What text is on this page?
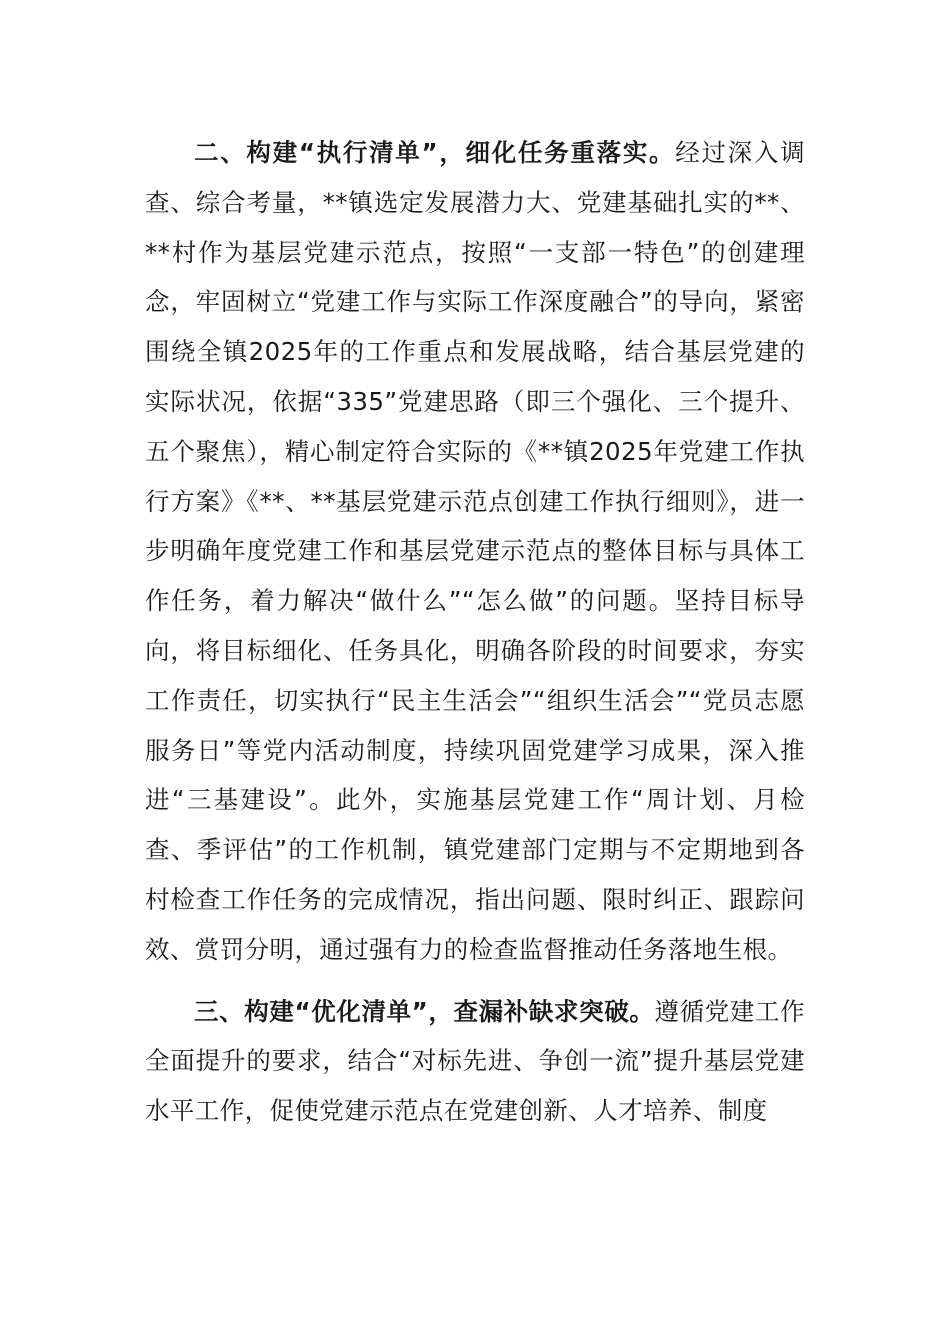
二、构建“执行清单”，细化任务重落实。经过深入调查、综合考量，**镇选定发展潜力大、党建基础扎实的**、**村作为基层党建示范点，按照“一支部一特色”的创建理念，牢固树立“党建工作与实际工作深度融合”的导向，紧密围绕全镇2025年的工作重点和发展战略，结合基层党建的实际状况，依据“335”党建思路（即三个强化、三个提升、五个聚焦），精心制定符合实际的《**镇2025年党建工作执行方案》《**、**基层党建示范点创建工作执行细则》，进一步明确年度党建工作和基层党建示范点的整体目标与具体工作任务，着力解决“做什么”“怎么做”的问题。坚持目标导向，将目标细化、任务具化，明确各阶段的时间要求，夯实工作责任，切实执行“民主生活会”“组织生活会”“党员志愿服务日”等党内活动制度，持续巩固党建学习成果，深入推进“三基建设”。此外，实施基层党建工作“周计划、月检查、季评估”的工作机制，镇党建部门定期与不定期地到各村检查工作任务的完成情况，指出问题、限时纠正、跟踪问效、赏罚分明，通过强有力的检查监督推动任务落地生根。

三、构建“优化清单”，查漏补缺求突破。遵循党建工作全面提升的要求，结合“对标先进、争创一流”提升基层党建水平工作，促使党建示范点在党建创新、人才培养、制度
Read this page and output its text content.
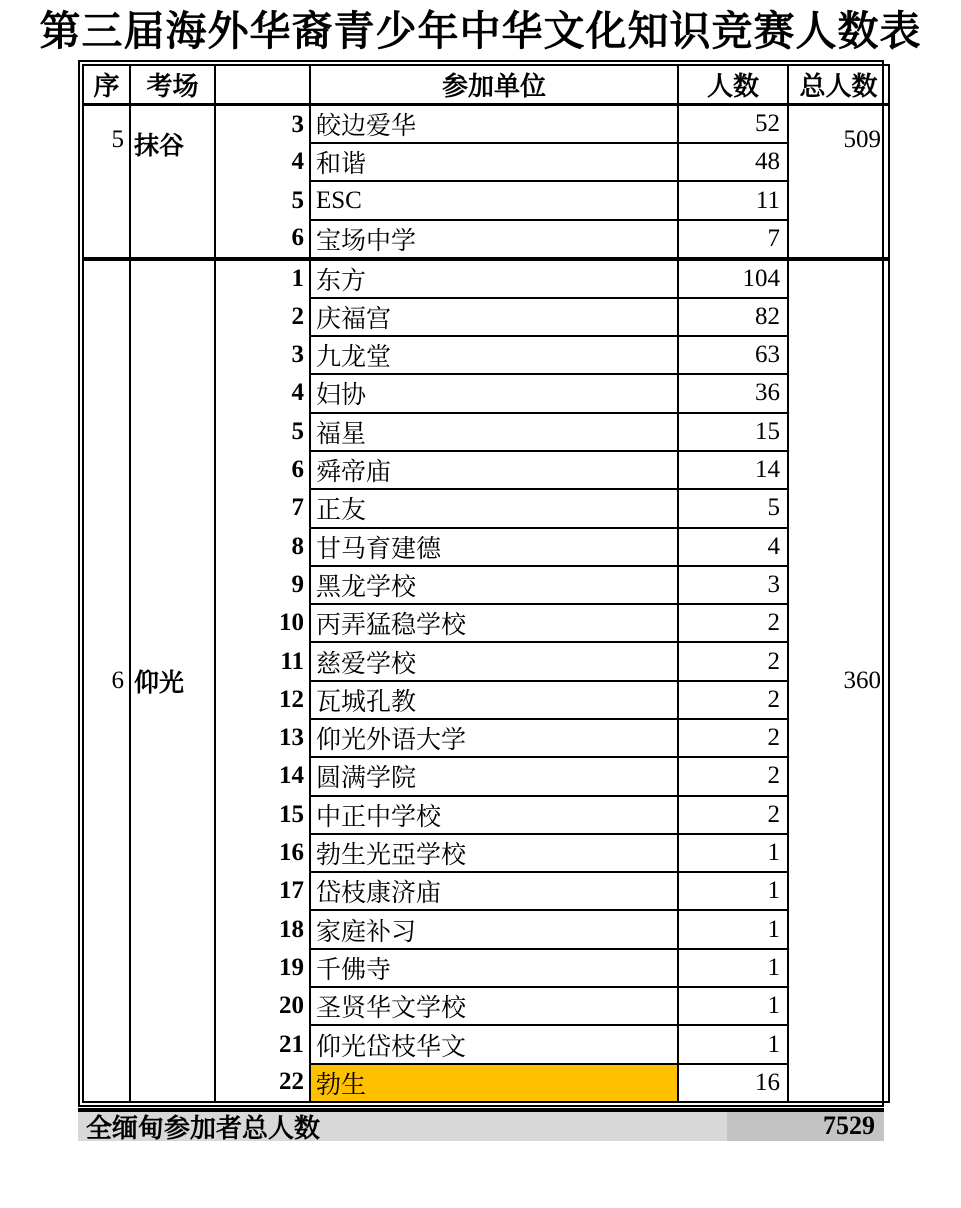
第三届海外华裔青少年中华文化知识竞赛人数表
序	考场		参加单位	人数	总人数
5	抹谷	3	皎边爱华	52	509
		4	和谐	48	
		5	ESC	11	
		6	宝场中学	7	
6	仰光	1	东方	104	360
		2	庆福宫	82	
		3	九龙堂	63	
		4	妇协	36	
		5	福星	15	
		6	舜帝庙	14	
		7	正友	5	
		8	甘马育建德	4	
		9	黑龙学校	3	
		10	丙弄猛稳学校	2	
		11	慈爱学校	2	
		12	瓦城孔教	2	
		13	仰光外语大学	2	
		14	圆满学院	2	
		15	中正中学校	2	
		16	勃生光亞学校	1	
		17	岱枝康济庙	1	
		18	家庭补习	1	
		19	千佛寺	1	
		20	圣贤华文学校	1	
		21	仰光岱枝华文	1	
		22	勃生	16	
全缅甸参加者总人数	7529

-- -- --

Ignore the images and quote every line of the listing exactly.

▸ Final result
What text is on this page?
二、构建“执行清单”，细化任务重落实。经过深入调查、综合考量，**镇选定发展潜力大、党建基础扎实的**、**村作为基层党建示范点，按照“一支部一特色”的创建理念，牢固树立“党建工作与实际工作深度融合”的导向，紧密围绕全镇2025年的工作重点和发展战略，结合基层党建的实际状况，依据“335”党建思路（即三个强化、三个提升、五个聚焦），精心制定符合实际的《**镇2025年党建工作执行方案》《**、**基层党建示范点创建工作执行细则》，进一步明确年度党建工作和基层党建示范点的整体目标与具体工作任务，着力解决“做什么”“怎么做”的问题。坚持目标导向，将目标细化、任务具化，明确各阶段的时间要求，夯实工作责任，切实执行“民主生活会”“组织生活会”“党员志愿服务日”等党内活动制度，持续巩固党建学习成果，深入推进“三基建设”。此外，实施基层党建工作“周计划、月检查、季评估”的工作机制，镇党建部门定期与不定期地到各村检查工作任务的完成情况，指出问题、限时纠正、跟踪问效、赏罚分明，通过强有力的检查监督推动任务落地生根。

三、构建“优化清单”，查漏补缺求突破。遵循党建工作全面提升的要求，结合“对标先进、争创一流”提升基层党建水平工作，促使党建示范点在党建创新、人才培养、制度
Read this page and output its text content.
第三届海外华裔青少年中华文化知识竞赛人数表
序	考场		参加单位	人数	总人数
5	抹谷	3	皎边爱华	52	509
		4	和谐	48	
		5	ESC	11	
		6	宝场中学	7	
6	仰光	1	东方	104	360
		2	庆福宫	82	
		3	九龙堂	63	
		4	妇协	36	
		5	福星	15	
		6	舜帝庙	14	
		7	正友	5	
		8	甘马育建德	4	
		9	黑龙学校	3	
		10	丙弄猛稳学校	2	
		11	慈爱学校	2	
		12	瓦城孔教	2	
		13	仰光外语大学	2	
		14	圆满学院	2	
		15	中正中学校	2	
		16	勃生光亞学校	1	
		17	岱枝康济庙	1	
		18	家庭补习	1	
		19	千佛寺	1	
		20	圣贤华文学校	1	
		21	仰光岱枝华文	1	
		22	勃生	16	
全缅甸参加者总人数	7529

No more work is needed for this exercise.